- _MATERIAL TO PROCESS_:
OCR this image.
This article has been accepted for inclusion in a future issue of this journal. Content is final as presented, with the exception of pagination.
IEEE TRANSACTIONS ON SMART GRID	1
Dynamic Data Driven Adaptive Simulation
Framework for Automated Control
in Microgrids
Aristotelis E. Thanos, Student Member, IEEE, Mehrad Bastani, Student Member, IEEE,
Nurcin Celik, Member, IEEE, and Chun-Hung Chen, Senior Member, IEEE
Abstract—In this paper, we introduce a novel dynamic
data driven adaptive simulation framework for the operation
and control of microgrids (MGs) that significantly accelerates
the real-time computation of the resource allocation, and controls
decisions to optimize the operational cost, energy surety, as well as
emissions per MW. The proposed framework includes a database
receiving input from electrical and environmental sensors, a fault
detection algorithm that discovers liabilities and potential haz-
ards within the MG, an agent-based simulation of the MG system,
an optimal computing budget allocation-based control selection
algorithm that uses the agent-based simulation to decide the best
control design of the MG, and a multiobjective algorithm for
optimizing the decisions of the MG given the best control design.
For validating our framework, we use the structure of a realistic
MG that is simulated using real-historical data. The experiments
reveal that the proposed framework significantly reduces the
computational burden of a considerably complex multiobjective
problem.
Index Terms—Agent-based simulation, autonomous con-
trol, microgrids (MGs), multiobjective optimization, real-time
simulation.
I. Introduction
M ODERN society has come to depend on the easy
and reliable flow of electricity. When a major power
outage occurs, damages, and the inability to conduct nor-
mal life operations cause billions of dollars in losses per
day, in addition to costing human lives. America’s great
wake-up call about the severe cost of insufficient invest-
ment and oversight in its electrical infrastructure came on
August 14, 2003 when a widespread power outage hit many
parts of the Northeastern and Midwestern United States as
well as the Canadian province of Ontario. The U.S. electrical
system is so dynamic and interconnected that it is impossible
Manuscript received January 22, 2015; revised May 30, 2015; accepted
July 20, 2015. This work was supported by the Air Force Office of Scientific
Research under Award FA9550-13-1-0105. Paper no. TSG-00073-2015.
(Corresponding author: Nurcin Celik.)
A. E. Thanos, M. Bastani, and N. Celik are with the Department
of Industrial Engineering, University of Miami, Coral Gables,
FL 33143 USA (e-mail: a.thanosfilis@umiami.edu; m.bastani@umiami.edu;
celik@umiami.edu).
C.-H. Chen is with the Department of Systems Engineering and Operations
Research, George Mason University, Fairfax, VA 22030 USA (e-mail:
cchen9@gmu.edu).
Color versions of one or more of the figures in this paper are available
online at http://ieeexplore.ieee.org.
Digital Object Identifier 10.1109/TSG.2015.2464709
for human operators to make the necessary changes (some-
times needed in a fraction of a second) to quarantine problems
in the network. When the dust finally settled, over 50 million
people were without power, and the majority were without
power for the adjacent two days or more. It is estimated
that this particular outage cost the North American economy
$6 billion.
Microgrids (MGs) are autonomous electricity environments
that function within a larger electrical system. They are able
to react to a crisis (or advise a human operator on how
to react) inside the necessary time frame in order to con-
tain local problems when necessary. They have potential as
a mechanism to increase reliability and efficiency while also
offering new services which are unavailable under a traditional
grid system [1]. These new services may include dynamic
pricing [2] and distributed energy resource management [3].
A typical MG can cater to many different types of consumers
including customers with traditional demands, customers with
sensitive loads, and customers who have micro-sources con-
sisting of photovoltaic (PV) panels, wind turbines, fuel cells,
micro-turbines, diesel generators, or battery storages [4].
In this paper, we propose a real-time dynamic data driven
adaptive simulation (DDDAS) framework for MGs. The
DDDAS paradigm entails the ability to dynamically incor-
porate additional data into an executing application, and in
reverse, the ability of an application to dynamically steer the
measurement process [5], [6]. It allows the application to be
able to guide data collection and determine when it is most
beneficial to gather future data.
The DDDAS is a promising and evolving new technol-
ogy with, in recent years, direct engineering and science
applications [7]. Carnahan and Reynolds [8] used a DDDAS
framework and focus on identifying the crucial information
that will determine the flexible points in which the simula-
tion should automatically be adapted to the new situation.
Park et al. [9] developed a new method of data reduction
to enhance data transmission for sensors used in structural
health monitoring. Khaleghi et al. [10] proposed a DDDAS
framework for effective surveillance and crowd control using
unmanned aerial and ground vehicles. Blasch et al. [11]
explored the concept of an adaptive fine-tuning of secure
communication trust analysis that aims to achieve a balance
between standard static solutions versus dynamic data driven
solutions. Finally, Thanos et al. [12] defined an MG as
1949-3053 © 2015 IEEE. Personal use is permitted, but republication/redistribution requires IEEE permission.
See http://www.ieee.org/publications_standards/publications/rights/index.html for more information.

- _REQUIRED ACTION_:
Every entry above must be reproduced exactly.

- _THE ANSWER_:
OCR this image.
This article has been accepted for inclusion in a future issue of this journal. Content is final as presented, with the exception of pagination.
IEEE TRANSACTIONS ON SMART GRID	1
Dynamic Data Driven Adaptive Simulation
Framework for Automated Control
in Microgrids
Aristotelis E. Thanos, Student Member, IEEE, Mehrad Bastani, Student Member, IEEE,
Nurcin Celik, Member, IEEE, and Chun-Hung Chen, Senior Member, IEEE
Abstract—In this paper, we introduce a novel dynamic
data driven adaptive simulation framework for the operation
and control of microgrids (MGs) that significantly accelerates
the real-time computation of the resource allocation, and controls
decisions to optimize the operational cost, energy surety, as well as
emissions per MW. The proposed framework includes a database
receiving input from electrical and environmental sensors, a fault
detection algorithm that discovers liabilities and potential haz-
ards within the MG, an agent-based simulation of the MG system,
an optimal computing budget allocation-based control selection
algorithm that uses the agent-based simulation to decide the best
control design of the MG, and a multiobjective algorithm for
optimizing the decisions of the MG given the best control design.
For validating our framework, we use the structure of a realistic
MG that is simulated using real-historical data. The experiments
reveal that the proposed framework significantly reduces the
computational burden of a considerably complex multiobjective
problem.
Index Terms—Agent-based simulation, autonomous con-
trol, microgrids (MGs), multiobjective optimization, real-time
simulation.
I. Introduction
M ODERN society has come to depend on the easy
and reliable flow of electricity. When a major power
outage occurs, damages, and the inability to conduct nor-
mal life operations cause billions of dollars in losses per
day, in addition to costing human lives. America’s great
wake-up call about the severe cost of insufficient invest-
ment and oversight in its electrical infrastructure came on
August 14, 2003 when a widespread power outage hit many
parts of the Northeastern and Midwestern United States as
well as the Canadian province of Ontario. The U.S. electrical
system is so dynamic and interconnected that it is impossible
Manuscript received January 22, 2015; revised May 30, 2015; accepted
July 20, 2015. This work was supported by the Air Force Office of Scientific
Research under Award FA9550-13-1-0105. Paper no. TSG-00073-2015.
(Corresponding author: Nurcin Celik.)
A. E. Thanos, M. Bastani, and N. Celik are with the Department
of Industrial Engineering, University of Miami, Coral Gables,
FL 33143 USA (e-mail: a.thanosfilis@umiami.edu; m.bastani@umiami.edu;
celik@umiami.edu).
C.-H. Chen is with the Department of Systems Engineering and Operations
Research, George Mason University, Fairfax, VA 22030 USA (e-mail:
cchen9@gmu.edu).
Color versions of one or more of the figures in this paper are available
online at http://ieeexplore.ieee.org.
Digital Object Identifier 10.1109/TSG.2015.2464709
for human operators to make the necessary changes (some-
times needed in a fraction of a second) to quarantine problems
in the network. When the dust finally settled, over 50 million
people were without power, and the majority were without
power for the adjacent two days or more. It is estimated
that this particular outage cost the North American economy
$6 billion.
Microgrids (MGs) are autonomous electricity environments
that function within a larger electrical system. They are able
to react to a crisis (or advise a human operator on how
to react) inside the necessary time frame in order to con-
tain local problems when necessary. They have potential as
a mechanism to increase reliability and efficiency while also
offering new services which are unavailable under a traditional
grid system [1]. These new services may include dynamic
pricing [2] and distributed energy resource management [3].
A typical MG can cater to many different types of consumers
including customers with traditional demands, customers with
sensitive loads, and customers who have micro-sources con-
sisting of photovoltaic (PV) panels, wind turbines, fuel cells,
micro-turbines, diesel generators, or battery storages [4].
In this paper, we propose a real-time dynamic data driven
adaptive simulation (DDDAS) framework for MGs. The
DDDAS paradigm entails the ability to dynamically incor-
porate additional data into an executing application, and in
reverse, the ability of an application to dynamically steer the
measurement process [5], [6]. It allows the application to be
able to guide data collection and determine when it is most
beneficial to gather future data.
The DDDAS is a promising and evolving new technol-
ogy with, in recent years, direct engineering and science
applications [7]. Carnahan and Reynolds [8] used a DDDAS
framework and focus on identifying the crucial information
that will determine the flexible points in which the simula-
tion should automatically be adapted to the new situation.
Park et al. [9] developed a new method of data reduction
to enhance data transmission for sensors used in structural
health monitoring. Khaleghi et al. [10] proposed a DDDAS
framework for effective surveillance and crowd control using
unmanned aerial and ground vehicles. Blasch et al. [11]
explored the concept of an adaptive fine-tuning of secure
communication trust analysis that aims to achieve a balance
between standard static solutions versus dynamic data driven
solutions. Finally, Thanos et al. [12] defined an MG as
1949-3053 © 2015 IEEE. Personal use is permitted, but republication/redistribution requires IEEE permission.
See http://www.ieee.org/publications_standards/publications/rights/index.html for more information.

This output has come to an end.